━━━━━ ENTRIES PROVIDED ━━━━━

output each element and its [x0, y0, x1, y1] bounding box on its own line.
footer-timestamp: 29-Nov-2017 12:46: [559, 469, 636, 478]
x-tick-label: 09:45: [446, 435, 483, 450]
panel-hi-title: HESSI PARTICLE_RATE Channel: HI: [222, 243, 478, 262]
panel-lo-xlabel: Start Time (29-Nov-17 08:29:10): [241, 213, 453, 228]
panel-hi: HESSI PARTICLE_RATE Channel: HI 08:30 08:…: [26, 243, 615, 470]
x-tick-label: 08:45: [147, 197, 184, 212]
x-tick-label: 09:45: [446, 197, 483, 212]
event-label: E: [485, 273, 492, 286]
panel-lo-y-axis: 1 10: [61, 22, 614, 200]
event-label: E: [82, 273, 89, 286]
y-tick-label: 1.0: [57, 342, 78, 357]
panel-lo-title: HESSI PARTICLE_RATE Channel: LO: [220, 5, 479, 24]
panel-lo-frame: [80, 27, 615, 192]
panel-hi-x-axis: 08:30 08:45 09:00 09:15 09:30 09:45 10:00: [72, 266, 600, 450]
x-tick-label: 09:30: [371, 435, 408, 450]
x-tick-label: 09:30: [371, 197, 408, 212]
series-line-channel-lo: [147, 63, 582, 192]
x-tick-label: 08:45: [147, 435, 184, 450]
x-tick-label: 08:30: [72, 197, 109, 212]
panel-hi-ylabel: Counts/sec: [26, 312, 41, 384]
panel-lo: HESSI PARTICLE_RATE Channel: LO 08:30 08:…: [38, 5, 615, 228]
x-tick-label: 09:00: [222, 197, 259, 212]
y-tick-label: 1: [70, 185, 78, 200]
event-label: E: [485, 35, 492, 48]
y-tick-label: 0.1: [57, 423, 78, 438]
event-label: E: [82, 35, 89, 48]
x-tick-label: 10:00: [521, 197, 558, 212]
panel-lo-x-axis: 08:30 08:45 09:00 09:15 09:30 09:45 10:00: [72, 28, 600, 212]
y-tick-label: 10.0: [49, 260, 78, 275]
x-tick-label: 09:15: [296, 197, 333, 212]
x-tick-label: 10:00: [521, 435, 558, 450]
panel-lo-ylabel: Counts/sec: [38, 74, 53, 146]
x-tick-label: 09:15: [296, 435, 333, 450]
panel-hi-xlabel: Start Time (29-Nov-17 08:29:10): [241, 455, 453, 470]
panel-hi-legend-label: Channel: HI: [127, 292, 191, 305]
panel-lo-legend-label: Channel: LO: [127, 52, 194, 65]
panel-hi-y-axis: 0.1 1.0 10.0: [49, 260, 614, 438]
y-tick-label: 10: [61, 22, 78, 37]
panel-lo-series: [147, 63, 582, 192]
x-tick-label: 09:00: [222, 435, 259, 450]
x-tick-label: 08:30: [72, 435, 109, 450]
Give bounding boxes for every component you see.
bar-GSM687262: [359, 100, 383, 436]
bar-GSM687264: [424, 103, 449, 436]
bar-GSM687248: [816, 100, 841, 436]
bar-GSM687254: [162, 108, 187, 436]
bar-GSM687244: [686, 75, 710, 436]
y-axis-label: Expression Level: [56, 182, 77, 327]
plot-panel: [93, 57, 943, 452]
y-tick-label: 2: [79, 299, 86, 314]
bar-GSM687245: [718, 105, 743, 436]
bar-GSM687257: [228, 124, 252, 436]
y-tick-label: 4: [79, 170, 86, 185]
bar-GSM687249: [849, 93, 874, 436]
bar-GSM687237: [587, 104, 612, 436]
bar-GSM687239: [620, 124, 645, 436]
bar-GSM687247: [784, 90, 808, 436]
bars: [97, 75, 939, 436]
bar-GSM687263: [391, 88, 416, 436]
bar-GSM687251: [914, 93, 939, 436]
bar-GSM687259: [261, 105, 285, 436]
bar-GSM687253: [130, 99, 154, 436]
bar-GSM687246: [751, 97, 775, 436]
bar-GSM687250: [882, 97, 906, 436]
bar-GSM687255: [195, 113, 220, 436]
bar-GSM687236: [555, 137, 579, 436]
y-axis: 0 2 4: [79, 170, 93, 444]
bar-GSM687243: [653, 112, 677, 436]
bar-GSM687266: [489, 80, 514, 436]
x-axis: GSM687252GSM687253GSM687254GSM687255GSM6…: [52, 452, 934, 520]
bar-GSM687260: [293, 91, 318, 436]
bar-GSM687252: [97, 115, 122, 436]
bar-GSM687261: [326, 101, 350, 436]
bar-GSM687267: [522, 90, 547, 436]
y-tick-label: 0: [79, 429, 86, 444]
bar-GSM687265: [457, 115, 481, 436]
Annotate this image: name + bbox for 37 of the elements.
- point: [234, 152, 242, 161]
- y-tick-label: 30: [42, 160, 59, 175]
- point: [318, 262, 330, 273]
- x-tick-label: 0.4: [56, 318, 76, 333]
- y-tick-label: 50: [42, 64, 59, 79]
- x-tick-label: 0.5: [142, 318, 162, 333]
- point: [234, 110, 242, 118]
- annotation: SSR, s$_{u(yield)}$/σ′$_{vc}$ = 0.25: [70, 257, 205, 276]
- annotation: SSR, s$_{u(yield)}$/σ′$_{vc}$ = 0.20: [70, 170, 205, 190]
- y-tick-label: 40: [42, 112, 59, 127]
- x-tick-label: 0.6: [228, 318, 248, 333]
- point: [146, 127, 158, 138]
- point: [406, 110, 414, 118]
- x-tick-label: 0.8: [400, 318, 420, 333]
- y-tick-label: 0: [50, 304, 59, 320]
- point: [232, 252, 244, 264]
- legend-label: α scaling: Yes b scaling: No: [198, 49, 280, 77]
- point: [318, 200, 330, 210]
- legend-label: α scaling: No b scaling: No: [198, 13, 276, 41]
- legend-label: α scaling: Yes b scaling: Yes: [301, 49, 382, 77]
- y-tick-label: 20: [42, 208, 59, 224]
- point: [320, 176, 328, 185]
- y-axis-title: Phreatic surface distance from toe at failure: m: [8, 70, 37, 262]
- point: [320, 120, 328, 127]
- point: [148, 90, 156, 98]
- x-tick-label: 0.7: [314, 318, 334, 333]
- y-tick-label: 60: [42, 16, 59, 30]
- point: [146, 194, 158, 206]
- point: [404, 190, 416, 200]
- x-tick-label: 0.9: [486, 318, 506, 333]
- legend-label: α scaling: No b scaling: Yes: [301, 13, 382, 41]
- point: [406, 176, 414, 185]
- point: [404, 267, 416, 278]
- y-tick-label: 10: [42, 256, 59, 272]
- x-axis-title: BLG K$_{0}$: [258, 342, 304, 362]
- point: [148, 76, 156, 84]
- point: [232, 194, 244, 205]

━━━━━

WORK INSTRUCTIONS: Can you write out, word for word, the lines of the material from its very first line through the line containing "panel-lo-xlabel: Start Time", with both of those lines included?

REPLY TO THE TASK:
output each element and its [x0, y0, x1, y1] bounding box on its own line.
footer-timestamp: 29-Nov-2017 12:46: [559, 469, 636, 478]
x-tick-label: 09:45: [446, 435, 483, 450]
panel-hi-title: HESSI PARTICLE_RATE Channel: HI: [222, 243, 478, 262]
panel-lo-xlabel: Start Time (29-Nov-17 08:29:10): [241, 213, 453, 228]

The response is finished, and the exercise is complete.